> Work to be completed
Output every entry exactly as written, skipping any pictures.

> Dataset entries
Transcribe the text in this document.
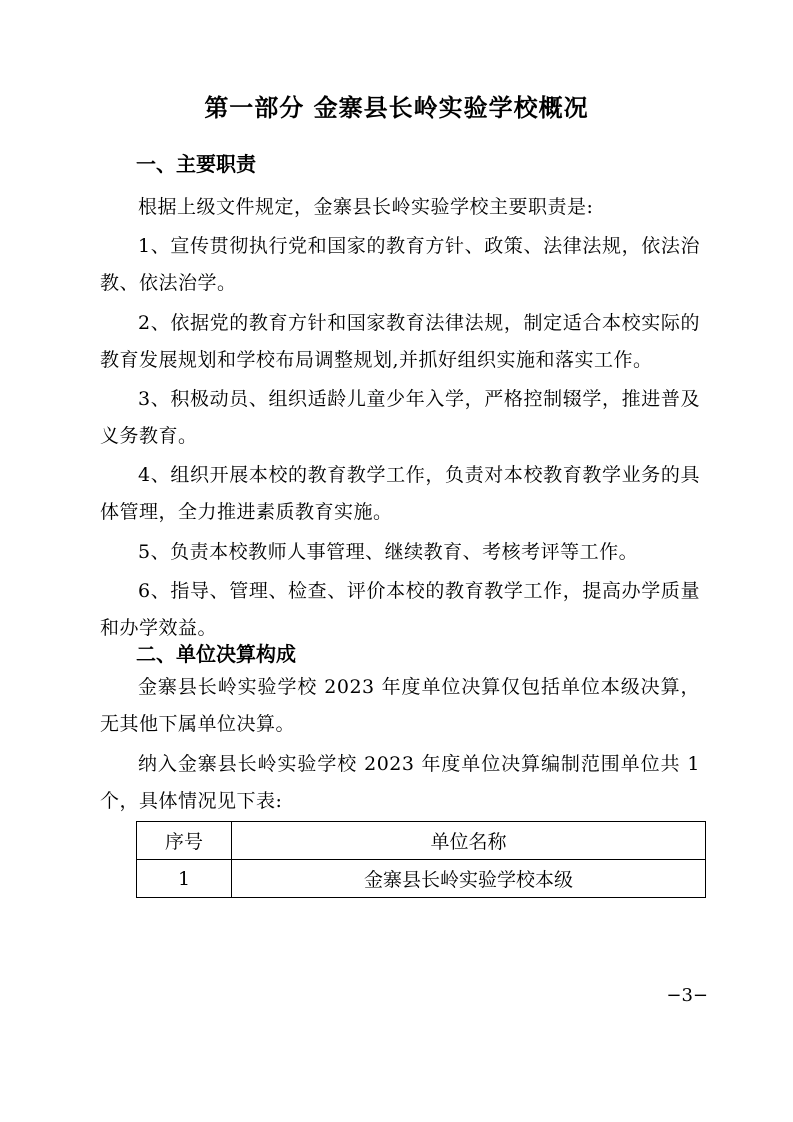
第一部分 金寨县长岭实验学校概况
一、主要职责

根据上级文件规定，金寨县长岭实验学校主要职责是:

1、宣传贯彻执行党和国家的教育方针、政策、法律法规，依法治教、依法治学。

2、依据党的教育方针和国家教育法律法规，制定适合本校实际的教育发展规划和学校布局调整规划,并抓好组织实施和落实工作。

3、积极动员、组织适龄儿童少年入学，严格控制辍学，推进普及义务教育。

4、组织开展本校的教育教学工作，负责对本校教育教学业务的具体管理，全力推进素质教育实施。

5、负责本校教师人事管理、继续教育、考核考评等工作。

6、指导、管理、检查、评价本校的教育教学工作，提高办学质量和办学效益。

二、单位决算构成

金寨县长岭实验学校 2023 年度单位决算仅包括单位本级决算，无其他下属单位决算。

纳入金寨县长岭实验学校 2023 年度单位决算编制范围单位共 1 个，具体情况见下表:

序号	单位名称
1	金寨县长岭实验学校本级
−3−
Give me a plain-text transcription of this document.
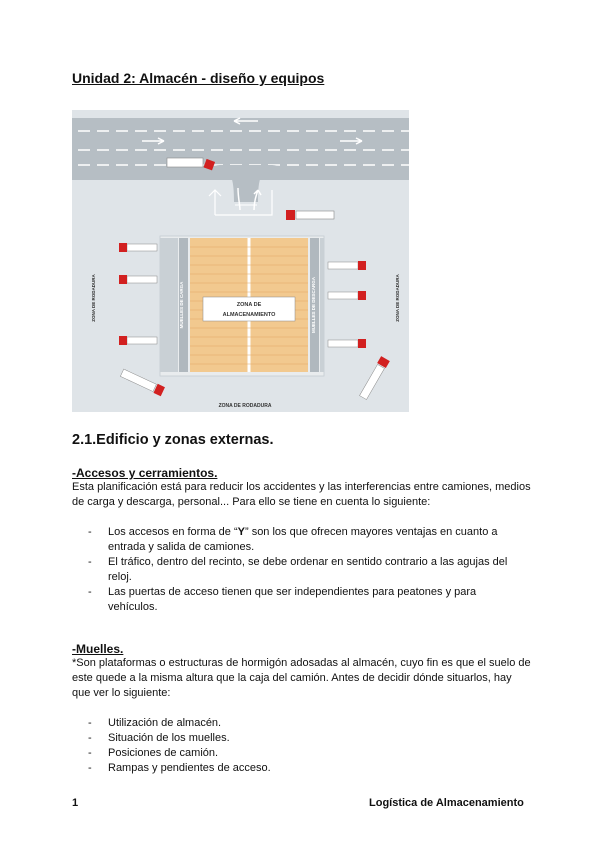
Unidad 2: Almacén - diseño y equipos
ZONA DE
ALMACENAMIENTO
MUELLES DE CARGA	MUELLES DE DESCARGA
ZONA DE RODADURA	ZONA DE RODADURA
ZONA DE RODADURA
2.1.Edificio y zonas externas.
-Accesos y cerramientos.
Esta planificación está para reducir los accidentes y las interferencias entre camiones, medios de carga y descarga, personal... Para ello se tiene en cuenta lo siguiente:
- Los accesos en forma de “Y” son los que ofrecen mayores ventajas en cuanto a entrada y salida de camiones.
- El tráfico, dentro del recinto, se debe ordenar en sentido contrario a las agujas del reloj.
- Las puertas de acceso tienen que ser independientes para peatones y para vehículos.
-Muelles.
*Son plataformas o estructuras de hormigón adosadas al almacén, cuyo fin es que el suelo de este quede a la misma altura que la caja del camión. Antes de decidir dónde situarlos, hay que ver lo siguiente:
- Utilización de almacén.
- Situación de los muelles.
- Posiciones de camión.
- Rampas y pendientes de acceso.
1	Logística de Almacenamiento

> Solved exercise
Transcribe the text in this document.
第一部分 金寨县长岭实验学校概况
一、主要职责

根据上级文件规定，金寨县长岭实验学校主要职责是:

1、宣传贯彻执行党和国家的教育方针、政策、法律法规，依法治教、依法治学。

2、依据党的教育方针和国家教育法律法规，制定适合本校实际的教育发展规划和学校布局调整规划,并抓好组织实施和落实工作。

3、积极动员、组织适龄儿童少年入学，严格控制辍学，推进普及义务教育。

4、组织开展本校的教育教学工作，负责对本校教育教学业务的具体管理，全力推进素质教育实施。

5、负责本校教师人事管理、继续教育、考核考评等工作。

6、指导、管理、检查、评价本校的教育教学工作，提高办学质量和办学效益。

二、单位决算构成

金寨县长岭实验学校 2023 年度单位决算仅包括单位本级决算，无其他下属单位决算。

纳入金寨县长岭实验学校 2023 年度单位决算编制范围单位共 1 个，具体情况见下表:

序号	单位名称
1	金寨县长岭实验学校本级
−3−
Give me a plain-text transcription of this document.
Unidad 2: Almacén - diseño y equipos
ZONA DE
ALMACENAMIENTO
MUELLES DE CARGA	MUELLES DE DESCARGA
ZONA DE RODADURA	ZONA DE RODADURA
ZONA DE RODADURA
2.1.Edificio y zonas externas.
-Accesos y cerramientos.
Esta planificación está para reducir los accidentes y las interferencias entre camiones, medios de carga y descarga, personal... Para ello se tiene en cuenta lo siguiente:
- Los accesos en forma de “Y” son los que ofrecen mayores ventajas en cuanto a entrada y salida de camiones.
- El tráfico, dentro del recinto, se debe ordenar en sentido contrario a las agujas del reloj.
- Las puertas de acceso tienen que ser independientes para peatones y para vehículos.
-Muelles.
*Son plataformas o estructuras de hormigón adosadas al almacén, cuyo fin es que el suelo de este quede a la misma altura que la caja del camión. Antes de decidir dónde situarlos, hay que ver lo siguiente:
- Utilización de almacén.
- Situación de los muelles.
- Posiciones de camión.
- Rampas y pendientes de acceso.
1	Logística de Almacenamiento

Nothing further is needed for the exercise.